Put each line of the material below into a JSON list of strings, with one string per line and no blank lines.

Spatial layout entries:
● ● ● ●

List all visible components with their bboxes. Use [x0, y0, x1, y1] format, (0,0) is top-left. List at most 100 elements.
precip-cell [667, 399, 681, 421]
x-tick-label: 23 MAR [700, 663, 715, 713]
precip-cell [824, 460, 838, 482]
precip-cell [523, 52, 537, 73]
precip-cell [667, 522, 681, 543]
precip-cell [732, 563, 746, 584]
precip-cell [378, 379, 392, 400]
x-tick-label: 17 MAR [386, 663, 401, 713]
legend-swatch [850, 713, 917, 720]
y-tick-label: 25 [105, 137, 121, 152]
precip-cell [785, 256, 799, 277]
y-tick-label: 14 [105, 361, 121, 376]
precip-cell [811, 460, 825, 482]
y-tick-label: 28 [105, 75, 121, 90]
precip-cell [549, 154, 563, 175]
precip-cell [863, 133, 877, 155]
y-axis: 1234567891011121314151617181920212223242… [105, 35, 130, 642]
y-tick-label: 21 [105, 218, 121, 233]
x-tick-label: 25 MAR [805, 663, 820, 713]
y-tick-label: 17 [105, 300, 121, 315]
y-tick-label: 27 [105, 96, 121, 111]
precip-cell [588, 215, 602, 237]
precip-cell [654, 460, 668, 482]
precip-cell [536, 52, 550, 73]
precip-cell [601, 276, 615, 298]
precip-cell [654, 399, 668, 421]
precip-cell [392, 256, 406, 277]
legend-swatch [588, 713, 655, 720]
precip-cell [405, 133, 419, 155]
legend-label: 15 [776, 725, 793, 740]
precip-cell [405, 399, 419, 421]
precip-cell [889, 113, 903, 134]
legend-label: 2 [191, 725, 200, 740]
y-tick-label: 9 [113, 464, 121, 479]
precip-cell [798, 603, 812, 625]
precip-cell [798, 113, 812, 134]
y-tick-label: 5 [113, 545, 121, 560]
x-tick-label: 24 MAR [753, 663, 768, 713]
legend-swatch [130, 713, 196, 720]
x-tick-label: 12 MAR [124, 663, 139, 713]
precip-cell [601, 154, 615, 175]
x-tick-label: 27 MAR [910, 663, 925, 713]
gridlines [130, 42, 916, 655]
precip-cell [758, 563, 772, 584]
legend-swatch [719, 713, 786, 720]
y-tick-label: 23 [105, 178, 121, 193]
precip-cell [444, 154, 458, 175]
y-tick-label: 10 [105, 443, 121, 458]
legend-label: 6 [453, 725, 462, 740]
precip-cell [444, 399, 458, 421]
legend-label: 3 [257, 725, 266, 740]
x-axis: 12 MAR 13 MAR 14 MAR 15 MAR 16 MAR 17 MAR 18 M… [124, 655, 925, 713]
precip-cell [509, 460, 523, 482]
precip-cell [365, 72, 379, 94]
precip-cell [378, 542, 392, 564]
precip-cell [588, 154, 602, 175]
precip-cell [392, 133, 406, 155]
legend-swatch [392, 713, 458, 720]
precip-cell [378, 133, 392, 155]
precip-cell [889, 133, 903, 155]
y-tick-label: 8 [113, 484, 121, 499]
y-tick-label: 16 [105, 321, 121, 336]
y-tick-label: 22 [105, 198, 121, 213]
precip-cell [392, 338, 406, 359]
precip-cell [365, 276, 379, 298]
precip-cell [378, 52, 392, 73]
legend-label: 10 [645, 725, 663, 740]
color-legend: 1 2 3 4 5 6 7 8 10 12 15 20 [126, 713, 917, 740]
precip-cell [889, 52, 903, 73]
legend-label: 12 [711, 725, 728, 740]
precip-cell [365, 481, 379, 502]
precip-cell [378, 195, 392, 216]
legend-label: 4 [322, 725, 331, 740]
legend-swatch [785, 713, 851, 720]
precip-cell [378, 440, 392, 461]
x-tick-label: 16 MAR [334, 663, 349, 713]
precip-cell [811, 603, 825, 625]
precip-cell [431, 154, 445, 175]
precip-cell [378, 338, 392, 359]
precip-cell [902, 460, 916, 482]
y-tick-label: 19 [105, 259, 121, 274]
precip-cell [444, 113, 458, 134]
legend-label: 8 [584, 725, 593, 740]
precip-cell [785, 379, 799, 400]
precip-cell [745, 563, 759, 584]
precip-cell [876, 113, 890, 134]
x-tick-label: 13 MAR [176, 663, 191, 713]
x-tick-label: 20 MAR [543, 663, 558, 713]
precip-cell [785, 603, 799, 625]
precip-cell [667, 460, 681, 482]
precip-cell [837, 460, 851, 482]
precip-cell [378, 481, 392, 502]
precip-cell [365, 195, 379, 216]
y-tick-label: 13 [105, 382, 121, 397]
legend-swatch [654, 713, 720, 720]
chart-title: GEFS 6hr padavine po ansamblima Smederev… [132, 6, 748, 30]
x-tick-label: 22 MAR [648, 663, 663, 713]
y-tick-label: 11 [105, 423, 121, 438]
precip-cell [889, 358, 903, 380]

● ● ● ●

### [WRITTEN ANSWER]
[
  "List all visible components with their bboxes. Use [x0, y0, x1, y1] format, (0,0) is top-left. List at most 100 elements.",
  "precip-cell [667, 399, 681, 421]",
  "x-tick-label: 23 MAR [700, 663, 715, 713]",
  "precip-cell [824, 460, 838, 482]",
  "precip-cell [523, 52, 537, 73]",
  "precip-cell [667, 522, 681, 543]",
  "precip-cell [732, 563, 746, 584]",
  "precip-cell [378, 379, 392, 400]",
  "x-tick-label: 17 MAR [386, 663, 401, 713]",
  "legend-swatch [850, 713, 917, 720]",
  "y-tick-label: 25 [105, 137, 121, 152]",
  "precip-cell [785, 256, 799, 277]",
  "y-tick-label: 14 [105, 361, 121, 376]",
  "precip-cell [811, 460, 825, 482]",
  "y-tick-label: 28 [105, 75, 121, 90]",
  "precip-cell [549, 154, 563, 175]",
  "precip-cell [863, 133, 877, 155]",
  "y-axis: 1234567891011121314151617181920212223242… [105, 35, 130, 642]",
  "y-tick-label: 21 [105, 218, 121, 233]",
  "x-tick-label: 25 MAR [805, 663, 820, 713]",
  "y-tick-label: 17 [105, 300, 121, 315]",
  "y-tick-label: 27 [105, 96, 121, 111]",
  "precip-cell [588, 215, 602, 237]",
  "precip-cell [654, 460, 668, 482]",
  "precip-cell [536, 52, 550, 73]",
  "precip-cell [601, 276, 615, 298]",
  "precip-cell [654, 399, 668, 421]",
  "precip-cell [392, 256, 406, 277]",
  "legend-swatch [588, 713, 655, 720]",
  "precip-cell [405, 133, 419, 155]",
  "legend-label: 15 [776, 725, 793, 740]",
  "precip-cell [405, 399, 419, 421]",
  "precip-cell [889, 113, 903, 134]",
  "legend-label: 2 [191, 725, 200, 740]",
  "y-tick-label: 9 [113, 464, 121, 479]",
  "precip-cell [798, 603, 812, 625]",
  "precip-cell [798, 113, 812, 134]",
  "y-tick-label: 5 [113, 545, 121, 560]",
  "x-tick-label: 24 MAR [753, 663, 768, 713]",
  "legend-swatch [130, 713, 196, 720]",
  "x-tick-label: 12 MAR [124, 663, 139, 713]",
  "precip-cell [601, 154, 615, 175]",
  "x-tick-label: 27 MAR [910, 663, 925, 713]",
  "gridlines [130, 42, 916, 655]",
  "precip-cell [758, 563, 772, 584]",
  "legend-swatch [719, 713, 786, 720]",
  "y-tick-label: 23 [105, 178, 121, 193]",
  "precip-cell [444, 154, 458, 175]",
  "y-tick-label: 10 [105, 443, 121, 458]",
  "legend-label: 6 [453, 725, 462, 740]",
  "precip-cell [444, 399, 458, 421]",
  "legend-label: 3 [257, 725, 266, 740]",
  "x-axis: 12 MAR 13 MAR 14 MAR 15 MAR 16 MAR 17 MAR 18 M… [124, 655, 925, 713]",
  "precip-cell [509, 460, 523, 482]",
  "precip-cell [365, 72, 379, 94]",
  "precip-cell [378, 542, 392, 564]",
  "precip-cell [588, 154, 602, 175]",
  "precip-cell [392, 133, 406, 155]",
  "legend-swatch [392, 713, 458, 720]",
  "precip-cell [378, 133, 392, 155]",
  "precip-cell [889, 133, 903, 155]",
  "y-tick-label: 8 [113, 484, 121, 499]",
  "y-tick-label: 16 [105, 321, 121, 336]",
  "y-tick-label: 22 [105, 198, 121, 213]",
  "precip-cell [392, 338, 406, 359]",
  "precip-cell [365, 276, 379, 298]",
  "precip-cell [378, 52, 392, 73]",
  "legend-label: 10 [645, 725, 663, 740]",
  "color-legend: 1 2 3 4 5 6 7 8 10 12 15 20 [126, 713, 917, 740]",
  "precip-cell [889, 52, 903, 73]",
  "legend-label: 12 [711, 725, 728, 740]",
  "precip-cell [365, 481, 379, 502]",
  "precip-cell [378, 195, 392, 216]",
  "legend-label: 4 [322, 725, 331, 740]",
  "legend-swatch [785, 713, 851, 720]",
  "precip-cell [378, 440, 392, 461]",
  "x-tick-label: 16 MAR [334, 663, 349, 713]",
  "precip-cell [811, 603, 825, 625]",
  "precip-cell [431, 154, 445, 175]",
  "precip-cell [378, 338, 392, 359]",
  "precip-cell [902, 460, 916, 482]",
  "y-tick-label: 19 [105, 259, 121, 274]",
  "precip-cell [444, 113, 458, 134]",
  "legend-label: 8 [584, 725, 593, 740]",
  "precip-cell [785, 379, 799, 400]",
  "precip-cell [745, 563, 759, 584]",
  "precip-cell [876, 113, 890, 134]",
  "x-tick-label: 13 MAR [176, 663, 191, 713]",
  "x-tick-label: 20 MAR [543, 663, 558, 713]",
  "precip-cell [785, 603, 799, 625]",
  "precip-cell [667, 460, 681, 482]",
  "precip-cell [837, 460, 851, 482]",
  "precip-cell [378, 481, 392, 502]",
  "precip-cell [365, 195, 379, 216]",
  "y-tick-label: 13 [105, 382, 121, 397]",
  "legend-swatch [654, 713, 720, 720]",
  "chart-title: GEFS 6hr padavine po ansamblima Smederev… [132, 6, 748, 30]",
  "x-tick-label: 22 MAR [648, 663, 663, 713]",
  "y-tick-label: 11 [105, 423, 121, 438]",
  "precip-cell [889, 358, 903, 380]"
]